Task directions - Work out how many lines have "MUHAMMAD" in them. Give only that number.

[Stored data entries]
"""
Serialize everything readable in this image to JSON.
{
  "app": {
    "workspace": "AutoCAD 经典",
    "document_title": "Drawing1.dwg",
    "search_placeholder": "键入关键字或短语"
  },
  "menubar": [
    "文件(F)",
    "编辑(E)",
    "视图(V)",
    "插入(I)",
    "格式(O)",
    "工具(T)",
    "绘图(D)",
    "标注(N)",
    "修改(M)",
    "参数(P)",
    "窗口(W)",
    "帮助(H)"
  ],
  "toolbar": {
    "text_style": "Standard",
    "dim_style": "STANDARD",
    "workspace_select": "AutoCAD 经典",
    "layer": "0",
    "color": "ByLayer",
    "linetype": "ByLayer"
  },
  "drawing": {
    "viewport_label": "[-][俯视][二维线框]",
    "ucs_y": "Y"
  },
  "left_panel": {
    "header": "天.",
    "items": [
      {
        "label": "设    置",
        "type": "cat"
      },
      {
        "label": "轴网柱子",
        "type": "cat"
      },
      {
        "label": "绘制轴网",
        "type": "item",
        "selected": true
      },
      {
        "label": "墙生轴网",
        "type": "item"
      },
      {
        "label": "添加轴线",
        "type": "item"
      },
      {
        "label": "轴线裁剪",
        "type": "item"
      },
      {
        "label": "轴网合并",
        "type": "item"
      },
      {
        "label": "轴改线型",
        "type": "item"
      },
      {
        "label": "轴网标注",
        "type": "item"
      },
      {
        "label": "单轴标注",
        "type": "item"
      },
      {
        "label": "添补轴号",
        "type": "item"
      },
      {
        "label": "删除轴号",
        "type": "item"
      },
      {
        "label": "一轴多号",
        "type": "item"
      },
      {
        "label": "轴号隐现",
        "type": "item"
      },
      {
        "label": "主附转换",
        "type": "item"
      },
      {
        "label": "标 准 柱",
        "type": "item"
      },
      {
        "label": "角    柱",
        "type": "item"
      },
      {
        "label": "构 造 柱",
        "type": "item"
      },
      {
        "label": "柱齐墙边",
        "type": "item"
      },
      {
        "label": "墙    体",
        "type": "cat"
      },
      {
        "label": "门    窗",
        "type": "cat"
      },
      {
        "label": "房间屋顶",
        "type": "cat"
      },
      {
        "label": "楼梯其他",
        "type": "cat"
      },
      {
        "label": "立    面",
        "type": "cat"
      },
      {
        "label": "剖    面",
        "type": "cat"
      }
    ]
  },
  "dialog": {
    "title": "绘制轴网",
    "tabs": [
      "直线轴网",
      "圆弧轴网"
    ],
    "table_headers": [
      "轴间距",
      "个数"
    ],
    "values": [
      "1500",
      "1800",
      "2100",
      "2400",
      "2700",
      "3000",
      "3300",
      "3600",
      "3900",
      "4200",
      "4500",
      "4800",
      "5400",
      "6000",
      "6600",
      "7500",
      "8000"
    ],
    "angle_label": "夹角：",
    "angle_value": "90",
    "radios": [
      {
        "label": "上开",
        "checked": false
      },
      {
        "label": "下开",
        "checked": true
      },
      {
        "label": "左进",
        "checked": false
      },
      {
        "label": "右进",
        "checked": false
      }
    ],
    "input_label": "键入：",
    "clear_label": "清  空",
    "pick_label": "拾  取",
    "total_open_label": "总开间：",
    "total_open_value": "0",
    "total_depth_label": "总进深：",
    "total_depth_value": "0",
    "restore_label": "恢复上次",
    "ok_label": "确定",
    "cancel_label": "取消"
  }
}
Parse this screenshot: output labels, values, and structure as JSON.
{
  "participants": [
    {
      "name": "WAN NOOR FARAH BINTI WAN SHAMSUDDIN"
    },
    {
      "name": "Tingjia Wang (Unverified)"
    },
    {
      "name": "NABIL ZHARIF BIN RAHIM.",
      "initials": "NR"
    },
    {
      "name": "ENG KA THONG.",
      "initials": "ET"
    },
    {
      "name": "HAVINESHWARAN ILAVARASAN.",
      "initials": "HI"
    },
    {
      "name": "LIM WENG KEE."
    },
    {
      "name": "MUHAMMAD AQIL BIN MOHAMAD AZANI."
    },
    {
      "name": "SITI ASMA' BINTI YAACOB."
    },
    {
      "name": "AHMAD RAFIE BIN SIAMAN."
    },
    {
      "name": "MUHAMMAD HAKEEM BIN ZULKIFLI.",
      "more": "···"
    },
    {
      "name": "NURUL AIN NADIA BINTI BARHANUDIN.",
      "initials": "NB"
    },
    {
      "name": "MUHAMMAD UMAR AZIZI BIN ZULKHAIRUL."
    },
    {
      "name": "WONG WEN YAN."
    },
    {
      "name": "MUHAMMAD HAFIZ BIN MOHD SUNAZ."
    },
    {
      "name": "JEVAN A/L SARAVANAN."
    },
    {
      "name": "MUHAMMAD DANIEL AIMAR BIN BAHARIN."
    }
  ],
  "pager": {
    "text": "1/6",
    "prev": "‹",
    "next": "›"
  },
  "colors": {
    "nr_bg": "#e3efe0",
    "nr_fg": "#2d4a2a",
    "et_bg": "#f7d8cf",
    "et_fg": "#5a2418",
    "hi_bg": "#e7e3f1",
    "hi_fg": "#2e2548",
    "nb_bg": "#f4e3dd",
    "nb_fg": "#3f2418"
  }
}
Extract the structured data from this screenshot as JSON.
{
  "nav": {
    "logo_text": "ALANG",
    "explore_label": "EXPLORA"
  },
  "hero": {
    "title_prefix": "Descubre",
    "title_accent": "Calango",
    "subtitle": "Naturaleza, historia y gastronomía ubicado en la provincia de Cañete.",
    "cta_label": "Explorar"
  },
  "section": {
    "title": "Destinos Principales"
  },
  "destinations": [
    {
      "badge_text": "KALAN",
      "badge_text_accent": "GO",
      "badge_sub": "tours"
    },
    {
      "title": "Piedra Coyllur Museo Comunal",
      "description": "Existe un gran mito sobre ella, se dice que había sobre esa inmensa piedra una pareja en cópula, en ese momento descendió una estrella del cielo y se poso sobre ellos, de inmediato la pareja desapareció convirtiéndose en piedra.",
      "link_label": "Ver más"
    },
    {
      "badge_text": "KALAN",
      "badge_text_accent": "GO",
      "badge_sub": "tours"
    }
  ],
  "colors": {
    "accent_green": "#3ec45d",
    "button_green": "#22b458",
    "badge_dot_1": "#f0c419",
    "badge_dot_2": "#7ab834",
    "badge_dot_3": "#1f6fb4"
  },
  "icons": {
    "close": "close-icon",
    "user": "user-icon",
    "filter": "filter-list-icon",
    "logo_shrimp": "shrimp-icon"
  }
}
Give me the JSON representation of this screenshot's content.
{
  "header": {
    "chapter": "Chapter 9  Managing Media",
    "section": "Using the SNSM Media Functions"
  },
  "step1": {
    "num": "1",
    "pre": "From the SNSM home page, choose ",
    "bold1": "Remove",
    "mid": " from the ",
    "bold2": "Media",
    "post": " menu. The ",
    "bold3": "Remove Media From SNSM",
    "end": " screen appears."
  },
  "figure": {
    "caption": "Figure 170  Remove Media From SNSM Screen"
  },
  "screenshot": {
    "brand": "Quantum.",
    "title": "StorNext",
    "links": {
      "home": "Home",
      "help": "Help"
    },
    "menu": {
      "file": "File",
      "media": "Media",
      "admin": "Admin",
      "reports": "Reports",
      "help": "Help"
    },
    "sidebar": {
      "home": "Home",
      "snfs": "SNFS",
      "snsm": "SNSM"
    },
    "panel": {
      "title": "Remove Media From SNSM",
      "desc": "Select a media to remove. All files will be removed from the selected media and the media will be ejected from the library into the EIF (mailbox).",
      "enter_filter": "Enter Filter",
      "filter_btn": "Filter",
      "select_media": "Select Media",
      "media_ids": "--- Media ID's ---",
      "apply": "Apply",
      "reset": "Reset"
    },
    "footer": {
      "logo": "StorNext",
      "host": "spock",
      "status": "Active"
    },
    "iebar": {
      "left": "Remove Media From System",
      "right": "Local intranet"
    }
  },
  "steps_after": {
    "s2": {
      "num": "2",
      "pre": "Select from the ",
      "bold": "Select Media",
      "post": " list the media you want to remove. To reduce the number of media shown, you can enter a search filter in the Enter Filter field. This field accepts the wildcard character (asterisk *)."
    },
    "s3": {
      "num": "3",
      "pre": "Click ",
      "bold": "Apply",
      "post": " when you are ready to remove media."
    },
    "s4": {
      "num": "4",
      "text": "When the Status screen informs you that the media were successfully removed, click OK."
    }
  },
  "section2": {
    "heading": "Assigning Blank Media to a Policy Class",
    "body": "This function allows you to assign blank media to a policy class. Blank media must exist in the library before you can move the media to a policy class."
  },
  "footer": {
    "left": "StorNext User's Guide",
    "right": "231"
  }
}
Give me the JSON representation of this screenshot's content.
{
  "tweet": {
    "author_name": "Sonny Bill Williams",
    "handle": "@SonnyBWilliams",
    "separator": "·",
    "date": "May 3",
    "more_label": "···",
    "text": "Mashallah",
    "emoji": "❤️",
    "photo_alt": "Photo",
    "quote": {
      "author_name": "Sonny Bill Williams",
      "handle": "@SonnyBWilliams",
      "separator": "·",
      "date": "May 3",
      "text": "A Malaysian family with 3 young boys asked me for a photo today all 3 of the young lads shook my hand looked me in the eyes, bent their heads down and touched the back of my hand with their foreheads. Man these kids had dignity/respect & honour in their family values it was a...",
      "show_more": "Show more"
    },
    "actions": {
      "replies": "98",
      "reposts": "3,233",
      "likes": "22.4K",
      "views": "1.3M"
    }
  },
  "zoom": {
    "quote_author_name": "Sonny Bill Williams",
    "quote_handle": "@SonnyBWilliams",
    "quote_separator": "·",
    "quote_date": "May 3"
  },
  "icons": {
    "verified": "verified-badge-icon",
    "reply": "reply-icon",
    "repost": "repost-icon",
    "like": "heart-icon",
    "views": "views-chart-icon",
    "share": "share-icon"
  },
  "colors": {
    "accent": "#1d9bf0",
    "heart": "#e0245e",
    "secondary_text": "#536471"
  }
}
"""
Answer - 5